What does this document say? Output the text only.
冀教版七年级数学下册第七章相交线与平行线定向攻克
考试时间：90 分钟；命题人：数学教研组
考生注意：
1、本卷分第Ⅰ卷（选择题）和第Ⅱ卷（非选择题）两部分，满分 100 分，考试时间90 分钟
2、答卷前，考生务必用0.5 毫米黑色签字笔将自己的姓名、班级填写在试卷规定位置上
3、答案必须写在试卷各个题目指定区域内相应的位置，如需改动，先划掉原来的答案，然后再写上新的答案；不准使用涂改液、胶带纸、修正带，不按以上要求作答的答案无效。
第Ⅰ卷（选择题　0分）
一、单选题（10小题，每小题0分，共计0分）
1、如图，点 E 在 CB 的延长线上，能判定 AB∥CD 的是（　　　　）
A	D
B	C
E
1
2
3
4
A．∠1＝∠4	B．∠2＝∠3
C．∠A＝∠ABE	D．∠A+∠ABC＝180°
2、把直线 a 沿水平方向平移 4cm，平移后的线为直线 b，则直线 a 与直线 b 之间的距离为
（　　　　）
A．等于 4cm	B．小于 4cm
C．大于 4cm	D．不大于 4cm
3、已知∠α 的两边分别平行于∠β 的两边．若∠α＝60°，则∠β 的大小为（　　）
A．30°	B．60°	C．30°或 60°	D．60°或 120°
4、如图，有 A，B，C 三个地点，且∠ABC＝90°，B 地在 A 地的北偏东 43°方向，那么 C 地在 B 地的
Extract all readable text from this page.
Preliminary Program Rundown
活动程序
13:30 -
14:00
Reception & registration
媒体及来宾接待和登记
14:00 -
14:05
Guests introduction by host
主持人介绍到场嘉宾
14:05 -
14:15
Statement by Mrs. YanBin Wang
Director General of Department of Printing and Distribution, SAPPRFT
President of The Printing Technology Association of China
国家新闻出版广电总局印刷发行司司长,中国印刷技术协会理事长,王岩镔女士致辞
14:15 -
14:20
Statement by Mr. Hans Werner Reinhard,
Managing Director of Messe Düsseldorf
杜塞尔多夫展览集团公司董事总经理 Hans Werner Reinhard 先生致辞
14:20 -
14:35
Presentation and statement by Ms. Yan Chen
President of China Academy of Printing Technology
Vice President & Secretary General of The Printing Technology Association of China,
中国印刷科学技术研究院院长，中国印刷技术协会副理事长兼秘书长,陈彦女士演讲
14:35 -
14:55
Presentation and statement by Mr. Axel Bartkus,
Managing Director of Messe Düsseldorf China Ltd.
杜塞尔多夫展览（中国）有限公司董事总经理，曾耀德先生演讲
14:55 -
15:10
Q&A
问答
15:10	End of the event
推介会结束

● ● ● ● ● ● ●

- [Goal]:
Show the data once more, exactly as it was written.

- [Result below]:
What does this document say? Output the text only.
冀教版七年级数学下册第七章相交线与平行线定向攻克
考试时间：90 分钟；命题人：数学教研组
考生注意：
1、本卷分第Ⅰ卷（选择题）和第Ⅱ卷（非选择题）两部分，满分 100 分，考试时间90 分钟
2、答卷前，考生务必用0.5 毫米黑色签字笔将自己的姓名、班级填写在试卷规定位置上
3、答案必须写在试卷各个题目指定区域内相应的位置，如需改动，先划掉原来的答案，然后再写上新的答案；不准使用涂改液、胶带纸、修正带，不按以上要求作答的答案无效。
第Ⅰ卷（选择题　0分）
一、单选题（10小题，每小题0分，共计0分）
1、如图，点 E 在 CB 的延长线上，能判定 AB∥CD 的是（　　　　）
A	D
B	C
E
1
2
3
4
A．∠1＝∠4	B．∠2＝∠3
C．∠A＝∠ABE	D．∠A+∠ABC＝180°
2、把直线 a 沿水平方向平移 4cm，平移后的线为直线 b，则直线 a 与直线 b 之间的距离为
（　　　　）
A．等于 4cm	B．小于 4cm
C．大于 4cm	D．不大于 4cm
3、已知∠α 的两边分别平行于∠β 的两边．若∠α＝60°，则∠β 的大小为（　　）
A．30°	B．60°	C．30°或 60°	D．60°或 120°
4、如图，有 A，B，C 三个地点，且∠ABC＝90°，B 地在 A 地的北偏东 43°方向，那么 C 地在 B 地的
Extract all readable text from this page.
Preliminary Program Rundown
活动程序
13:30 -
14:00
Reception & registration
媒体及来宾接待和登记
14:00 -
14:05
Guests introduction by host
主持人介绍到场嘉宾
14:05 -
14:15
Statement by Mrs. YanBin Wang
Director General of Department of Printing and Distribution, SAPPRFT
President of The Printing Technology Association of China
国家新闻出版广电总局印刷发行司司长,中国印刷技术协会理事长,王岩镔女士致辞
14:15 -
14:20
Statement by Mr. Hans Werner Reinhard,
Managing Director of Messe Düsseldorf
杜塞尔多夫展览集团公司董事总经理 Hans Werner Reinhard 先生致辞
14:20 -
14:35
Presentation and statement by Ms. Yan Chen
President of China Academy of Printing Technology
Vice President & Secretary General of The Printing Technology Association of China,
中国印刷科学技术研究院院长，中国印刷技术协会副理事长兼秘书长,陈彦女士演讲
14:35 -
14:55
Presentation and statement by Mr. Axel Bartkus,
Managing Director of Messe Düsseldorf China Ltd.
杜塞尔多夫展览（中国）有限公司董事总经理，曾耀德先生演讲
14:55 -
15:10
Q&A
问答
15:10	End of the event
推介会结束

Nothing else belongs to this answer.